* Items from a figure collection *
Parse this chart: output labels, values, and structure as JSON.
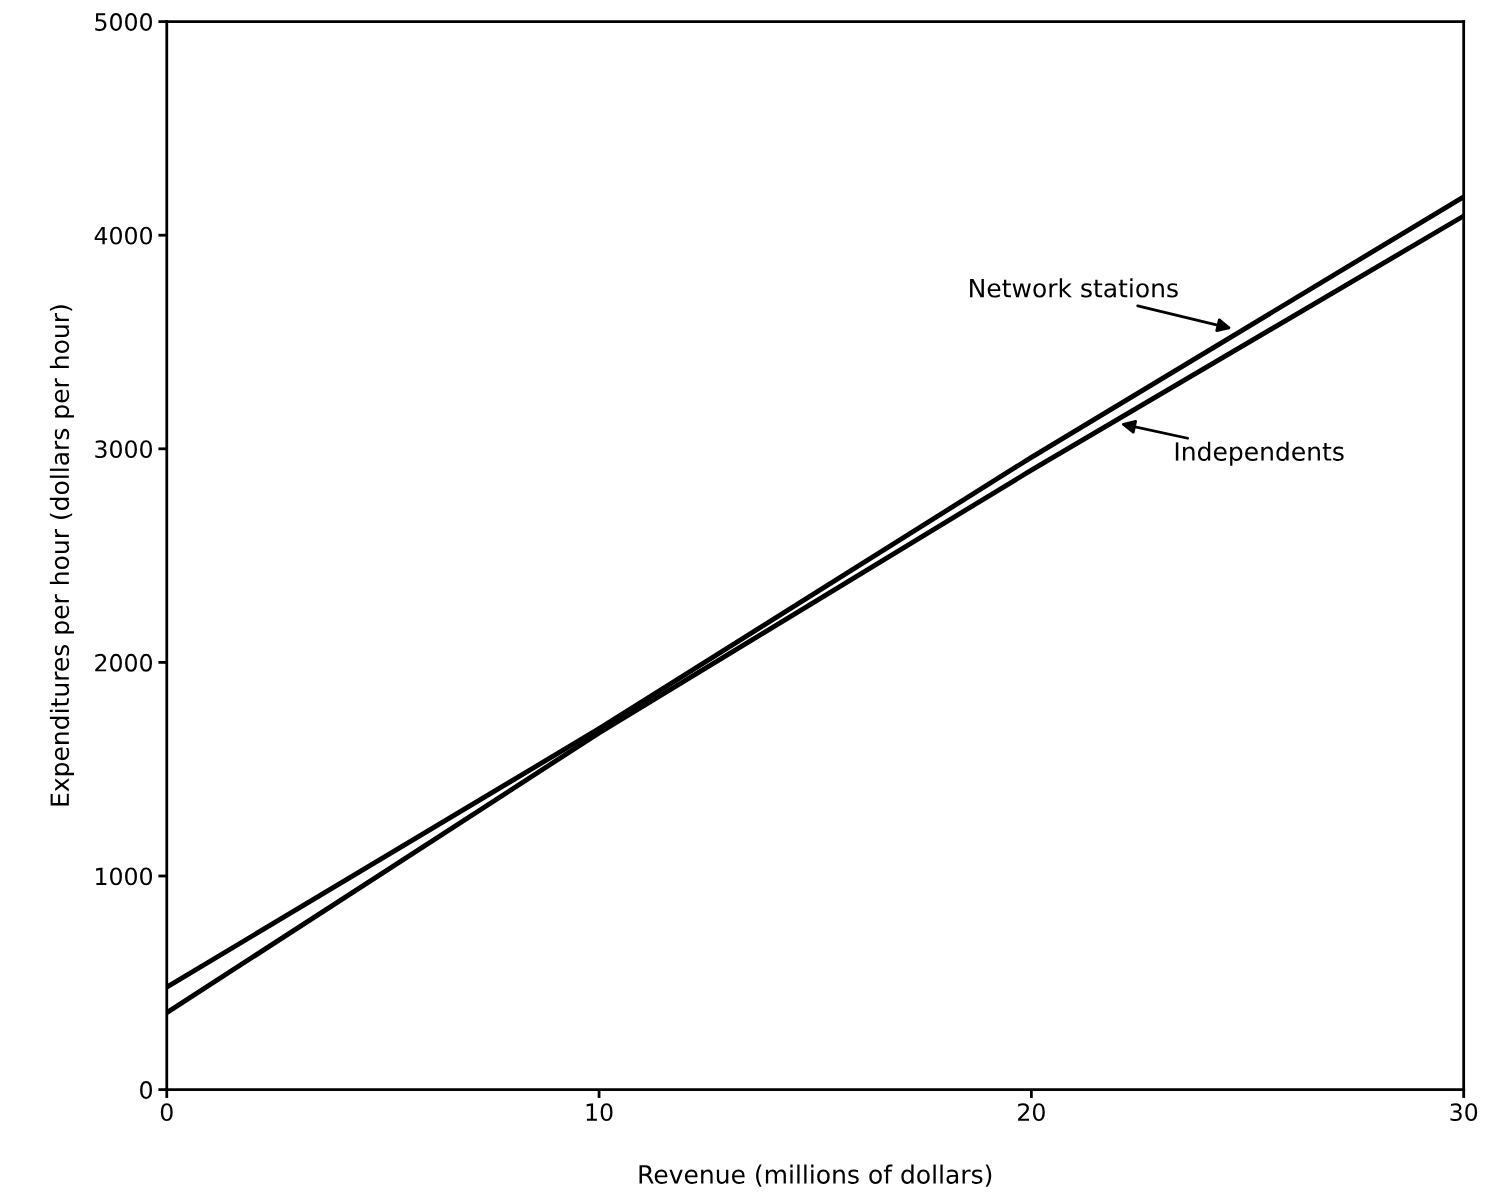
{
  "chart_data": {
    "type": "line",
    "xlabel": "Revenue (millions of dollars)",
    "ylabel": "Expenditures per hour (dollars per hour)",
    "xlim": [
      0,
      30
    ],
    "xticks": [
      0,
      10,
      20,
      30
    ],
    "ylim": [
      0,
      5000
    ],
    "yticks": [
      0,
      1000,
      2000,
      3000,
      4000,
      5000
    ],
    "grid": false,
    "legend": false,
    "series": [
      {
        "color": "#000000",
        "x": [
          0,
          10,
          20,
          30
        ],
        "values": [
          480,
          1690,
          2960,
          4180
        ]
      },
      {
        "color": "#000000",
        "x": [
          0,
          10,
          20,
          30
        ],
        "values": [
          360,
          1670,
          2900,
          4090
        ]
      }
    ],
    "annotations": [
      {
        "text": "Network stations",
        "x": 24.7,
        "y": 3560
      },
      {
        "text": "Independents",
        "x": 22.0,
        "y": 3120
      }
    ]
  }
}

* Do this *
Write out the records above once more, word for word, with no pictures.

* Result of the exercise *
Parse this chart: output labels, values, and structure as JSON.
{
  "chart_data": {
    "type": "line",
    "xlabel": "Revenue (millions of dollars)",
    "ylabel": "Expenditures per hour (dollars per hour)",
    "xlim": [
      0,
      30
    ],
    "xticks": [
      0,
      10,
      20,
      30
    ],
    "ylim": [
      0,
      5000
    ],
    "yticks": [
      0,
      1000,
      2000,
      3000,
      4000,
      5000
    ],
    "grid": false,
    "legend": false,
    "series": [
      {
        "color": "#000000",
        "x": [
          0,
          10,
          20,
          30
        ],
        "values": [
          480,
          1690,
          2960,
          4180
        ]
      },
      {
        "color": "#000000",
        "x": [
          0,
          10,
          20,
          30
        ],
        "values": [
          360,
          1670,
          2900,
          4090
        ]
      }
    ],
    "annotations": [
      {
        "text": "Network stations",
        "x": 24.7,
        "y": 3560
      },
      {
        "text": "Independents",
        "x": 22.0,
        "y": 3120
      }
    ]
  }
}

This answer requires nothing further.